*** 阅读文段 ***

新冠肺炎暴发以来,世界主要工业化国家或经济体相继出台经济复苏计划,各国政策虽各有侧重,但共同之处都是加快推进经济绿色转型和数字化发展(即“孪生转型”)。此次疫情进一步凸现有为政府的重要性,同时也深刻改变未来产业政策的理论内涵和现实基础,推动全球新一轮产业变革。后疫情时代产业政策目标,除了追求传统的市场竞争力、生产率以外,还必须兼顾气候变化、就业、民生福祉等社会目标。中国必须紧紧抓住此轮产业变革的机遇,有效应对目前全球产业链区域化、转型融资难等问题,坚持系统思维,统筹推进经济绿色转型和数字化转型,积极打造良好的体制机制和政策环境,推动有为政府和有效市场更好结合,加速中国新型工业化进程。

关键词

新冠肺炎疫情;产业政策;绿色转型;数字转型


1

引言


新冠肺炎疫情是“冷战”结束以来最严重的突发性全球危机,对世界经济、安全和全球发展态势产生重大影响(博鳌亚洲论坛,2020)。2020年全球GDP增长率为-3.4%,2021年反弹至5.5%,由于疫情持续发酵、各国财政支持减弱和供应链瓶颈持续存在等多种因素,预计2022年全球GDP增长率将放缓至4.1%,2023年进一步降至3.2%(World Bank,2022)。不过,此次疫情也凸显出卫生、物流、信息通信技术等行业的战略属性,为新兴产业的发展孕育了机遇,同时也再次对人类要正确处理好人与自然的关系敲响警钟,加速国际秩序的演变,并最终影响各国疫后经济复苏战略的设计与选择。


产业政策一直是推动经济转型的重要抓手,也是危机后各国经济复苏战略的核心支柱(Ferrannini et al.,2021)。2008年全球金融危机以及后来的欧债危机,使西方国家重新认识实体经济的重要性,并着力扶持新兴产业发展(史丹,2010)。此次新冠肺炎疫情大流行更是复兴国家干预主义,强调要为疫后经济的可持续复苏制定产业政策(Wright et al.,2021),确保各个部门和行业与以化石燃料为基础的第二次工业革命迅速脱钩,再与新兴的第三次工业革命基础设施重新整合(杰里米·里夫金,2020),引导经济实现绿色化、数字化转型发展。换言之,疫后产业政策既要实现产业政策传统目标,即提升产业竞争力、改进社会福利,还要兼顾气候政策目标,实现经济去碳化(Tagliapietra and Veugelers,2020)。已经倡导十多年的绿色新政重新上路(Green Deal Reloaded),与数字化、智能化融合,被赋予新的内涵与使命。

***

## 任务简述
请从关于疫后产业政策的文段中,把以含有“新冠肺炎暴发以来,世界主要工”的词句开头、以“后经济复苏战略的设计与选择。”收尾的部分一字不改地照录出来。 作答时只以上述文段为依据。

*** 数据摘录 ***

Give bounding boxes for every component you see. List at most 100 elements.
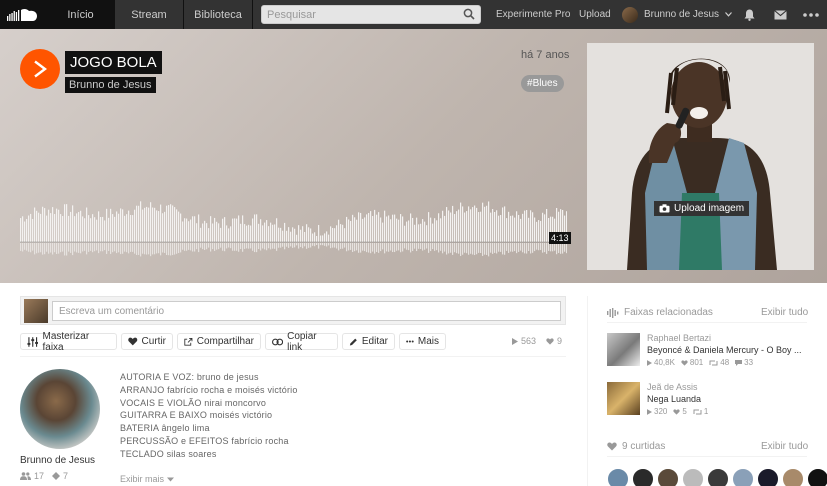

***

## 书面作答
新冠肺炎暴发以来,世界主要工业化国家或经济体相继出台经济复苏计划,各国政策虽各有侧重,但共同之处都是加快推进经济绿色转型和数字化发展(即“孪生转型”)。此次疫情进一步凸现有为政府的重要性,同时也深刻改变未来产业政策的理论内涵和现实基础,推动全球新一轮产业变革。后疫情时代产业政策目标,除了追求传统的市场竞争力、生产率以外,还必须兼顾气候变化、就业、民生福祉等社会目标。中国必须紧紧抓住此轮产业变革的机遇,有效应对目前全球产业链区域化、转型融资难等问题,坚持系统思维,统筹推进经济绿色转型和数字化转型,积极打造良好的体制机制和政策环境,推动有为政府和有效市场更好结合,加速中国新型工业化进程。

关键词

新冠肺炎疫情;产业政策;绿色转型;数字转型


1

引言


新冠肺炎疫情是“冷战”结束以来最严重的突发性全球危机,对世界经济、安全和全球发展态势产生重大影响(博鳌亚洲论坛,2020)。2020年全球GDP增长率为-3.4%,2021年反弹至5.5%,由于疫情持续发酵、各国财政支持减弱和供应链瓶颈持续存在等多种因素,预计2022年全球GDP增长率将放缓至4.1%,2023年进一步降至3.2%(World Bank,2022)。不过,此次疫情也凸显出卫生、物流、信息通信技术等行业的战略属性,为新兴产业的发展孕育了机遇,同时也再次对人类要正确处理好人与自然的关系敲响警钟,加速国际秩序的演变,并最终影响各国疫后经济复苏战略的设计与选择。